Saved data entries
──────────
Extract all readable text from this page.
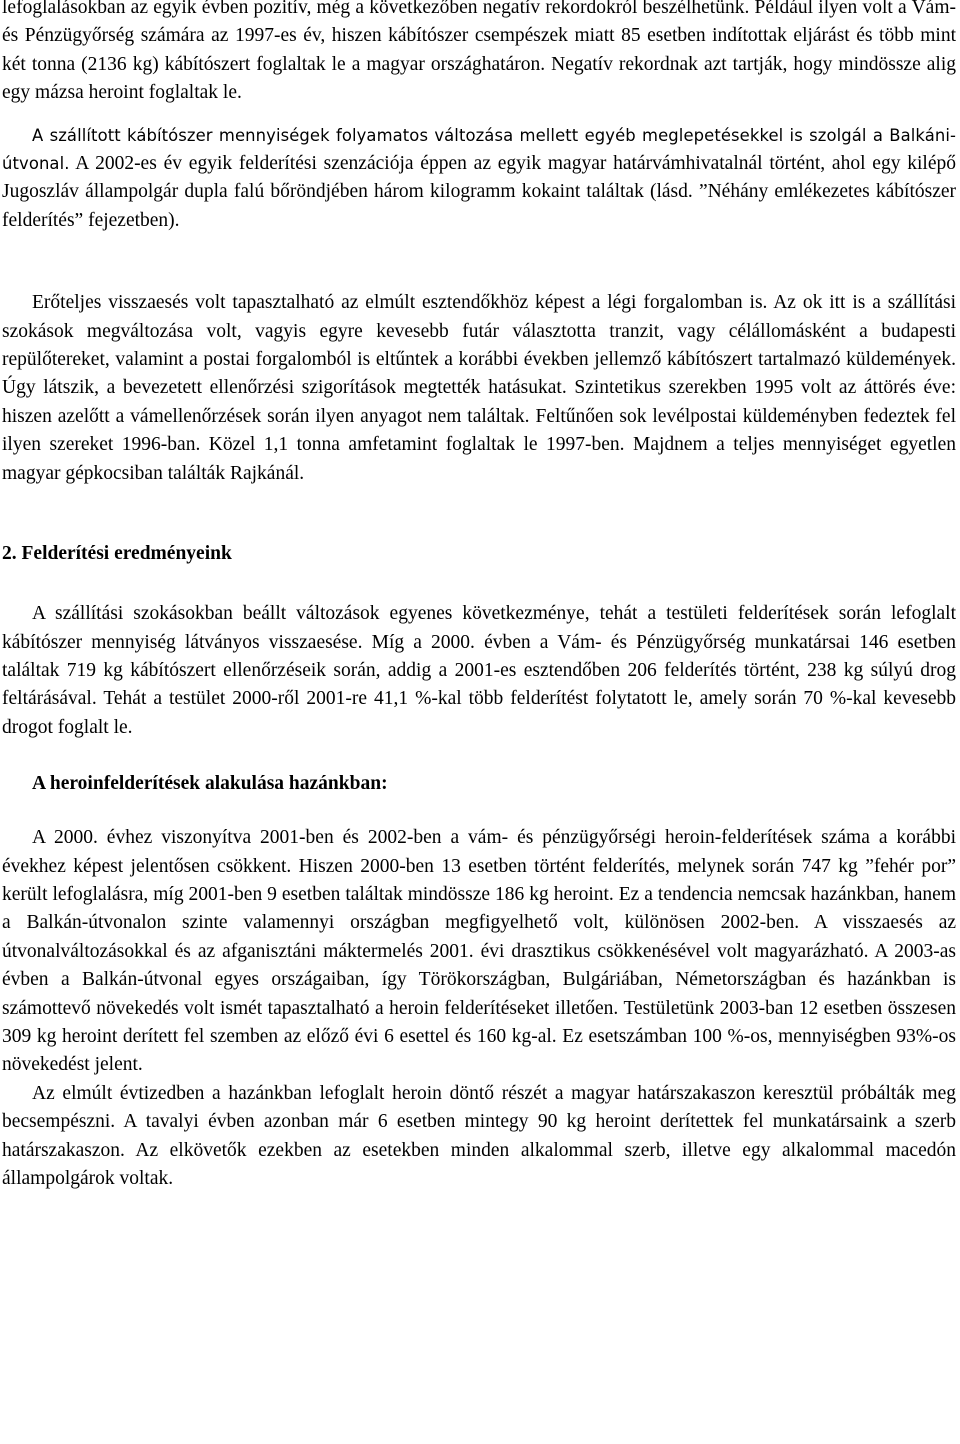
lefoglalásokban az egyik évben pozitív, még a következőben negatív rekordokról beszélhetünk. Például ilyen volt a Vám- és Pénzügyőrség számára az 1997-es év, hiszen kábítószer csempészek miatt 85 esetben indítottak eljárást és több mint két tonna (2136 kg) kábítószert foglaltak le a magyar országhatáron. Negatív rekordnak azt tartják, hogy mindössze alig egy mázsa heroint foglaltak le.

A szállított kábítószer mennyiségek folyamatos változása mellett egyéb meglepetésekkel is szolgál a Balkáni-útvonal. A 2002-es év egyik felderítési szenzációja éppen az egyik magyar határvámhivatalnál történt, ahol egy kilépő Jugoszláv állampolgár dupla falú bőröndjében három kilogramm kokaint találtak (lásd. ”Néhány emlékezetes kábítószer felderítés” fejezetben).

Erőteljes visszaesés volt tapasztalható az elmúlt esztendőkhöz képest a légi forgalomban is. Az ok itt is a szállítási szokások megváltozása volt, vagyis egyre kevesebb futár választotta tranzit, vagy célállomásként a budapesti repülőtereket, valamint a postai forgalomból is eltűntek a korábbi években jellemző kábítószert tartalmazó küldemények. Úgy látszik, a bevezetett ellenőrzési szigorítások megtették hatásukat. Szintetikus szerekben 1995 volt az áttörés éve: hiszen azelőtt a vámellenőrzések során ilyen anyagot nem találtak. Feltűnően sok levélpostai küldeményben fedeztek fel ilyen szereket 1996-ban. Közel 1,1 tonna amfetamint foglaltak le 1997-ben. Majdnem a teljes mennyiséget egyetlen magyar gépkocsiban találták Rajkánál.

2. Felderítési eredményeink

A szállítási szokásokban beállt változások egyenes következménye, tehát a testületi felderítések során lefoglalt kábítószer mennyiség látványos visszaesése. Míg a 2000. évben a Vám- és Pénzügyőrség munkatársai 146 esetben találtak 719 kg kábítószert ellenőrzéseik során, addig a 2001-es esztendőben 206 felderítés történt, 238 kg súlyú drog feltárásával. Tehát a testület 2000-ről 2001-re 41,1 %-kal több felderítést folytatott le, amely során 70 %-kal kevesebb drogot foglalt le.

A heroinfelderítések alakulása hazánkban:

A 2000. évhez viszonyítva 2001-ben és 2002-ben a vám- és pénzügyőrségi heroin-felderítések száma a korábbi évekhez képest jelentősen csökkent. Hiszen 2000-ben 13 esetben történt felderítés, melynek során 747 kg ”fehér por” került lefoglalásra, míg 2001-ben 9 esetben találtak mindössze 186 kg heroint. Ez a tendencia nemcsak hazánkban, hanem a Balkán-útvonalon szinte valamennyi országban megfigyelhető volt, különösen 2002-ben. A visszaesés az útvonalváltozásokkal és az afganisztáni máktermelés 2001. évi drasztikus csökkenésével volt magyarázható. A 2003-as évben a Balkán-útvonal egyes országaiban, így Törökországban, Bulgáriában, Németországban és hazánkban is számottevő növekedés volt ismét tapasztalható a heroin felderítéseket illetően. Testületünk 2003-ban 12 esetben összesen 309 kg heroint derített fel szemben az előző évi 6 esettel és 160 kg-al. Ez esetszámban 100 %-os, mennyiségben 93%-os növekedést jelent.

Az elmúlt évtizedben a hazánkban lefoglalt heroin döntő részét a magyar határszakaszon keresztül próbálták meg becsempészni. A tavalyi évben azonban már 6 esetben mintegy 90 kg heroint derítettek fel munkatársaink a szerb határszakaszon. Az elkövetők ezekben az esetekben minden alkalommal szerb, illetve egy alkalommal macedón állampolgárok voltak.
──────────
▶ TASK:
Transcribe every record above exactly, leaving out the pictures.

▶ WORKED SOLUTION:
Extract all readable text from this page.
lefoglalásokban az egyik évben pozitív, még a következőben negatív rekordokról beszélhetünk. Például ilyen volt a Vám- és Pénzügyőrség számára az 1997-es év, hiszen kábítószer csempészek miatt 85 esetben indítottak eljárást és több mint két tonna (2136 kg) kábítószert foglaltak le a magyar országhatáron. Negatív rekordnak azt tartják, hogy mindössze alig egy mázsa heroint foglaltak le.

A szállított kábítószer mennyiségek folyamatos változása mellett egyéb meglepetésekkel is szolgál a Balkáni-útvonal. A 2002-es év egyik felderítési szenzációja éppen az egyik magyar határvámhivatalnál történt, ahol egy kilépő Jugoszláv állampolgár dupla falú bőröndjében három kilogramm kokaint találtak (lásd. ”Néhány emlékezetes kábítószer felderítés” fejezetben).

Erőteljes visszaesés volt tapasztalható az elmúlt esztendőkhöz képest a légi forgalomban is. Az ok itt is a szállítási szokások megváltozása volt, vagyis egyre kevesebb futár választotta tranzit, vagy célállomásként a budapesti repülőtereket, valamint a postai forgalomból is eltűntek a korábbi években jellemző kábítószert tartalmazó küldemények. Úgy látszik, a bevezetett ellenőrzési szigorítások megtették hatásukat. Szintetikus szerekben 1995 volt az áttörés éve: hiszen azelőtt a vámellenőrzések során ilyen anyagot nem találtak. Feltűnően sok levélpostai küldeményben fedeztek fel ilyen szereket 1996-ban. Közel 1,1 tonna amfetamint foglaltak le 1997-ben. Majdnem a teljes mennyiséget egyetlen magyar gépkocsiban találták Rajkánál.

2. Felderítési eredményeink

A szállítási szokásokban beállt változások egyenes következménye, tehát a testületi felderítések során lefoglalt kábítószer mennyiség látványos visszaesése. Míg a 2000. évben a Vám- és Pénzügyőrség munkatársai 146 esetben találtak 719 kg kábítószert ellenőrzéseik során, addig a 2001-es esztendőben 206 felderítés történt, 238 kg súlyú drog feltárásával. Tehát a testület 2000-ről 2001-re 41,1 %-kal több felderítést folytatott le, amely során 70 %-kal kevesebb drogot foglalt le.

A heroinfelderítések alakulása hazánkban:

A 2000. évhez viszonyítva 2001-ben és 2002-ben a vám- és pénzügyőrségi heroin-felderítések száma a korábbi évekhez képest jelentősen csökkent. Hiszen 2000-ben 13 esetben történt felderítés, melynek során 747 kg ”fehér por” került lefoglalásra, míg 2001-ben 9 esetben találtak mindössze 186 kg heroint. Ez a tendencia nemcsak hazánkban, hanem a Balkán-útvonalon szinte valamennyi országban megfigyelhető volt, különösen 2002-ben. A visszaesés az útvonalváltozásokkal és az afganisztáni máktermelés 2001. évi drasztikus csökkenésével volt magyarázható. A 2003-as évben a Balkán-útvonal egyes országaiban, így Törökországban, Bulgáriában, Németországban és hazánkban is számottevő növekedés volt ismét tapasztalható a heroin felderítéseket illetően. Testületünk 2003-ban 12 esetben összesen 309 kg heroint derített fel szemben az előző évi 6 esettel és 160 kg-al. Ez esetszámban 100 %-os, mennyiségben 93%-os növekedést jelent.

Az elmúlt évtizedben a hazánkban lefoglalt heroin döntő részét a magyar határszakaszon keresztül próbálták meg becsempészni. A tavalyi évben azonban már 6 esetben mintegy 90 kg heroint derítettek fel munkatársaink a szerb határszakaszon. Az elkövetők ezekben az esetekben minden alkalommal szerb, illetve egy alkalommal macedón állampolgárok voltak.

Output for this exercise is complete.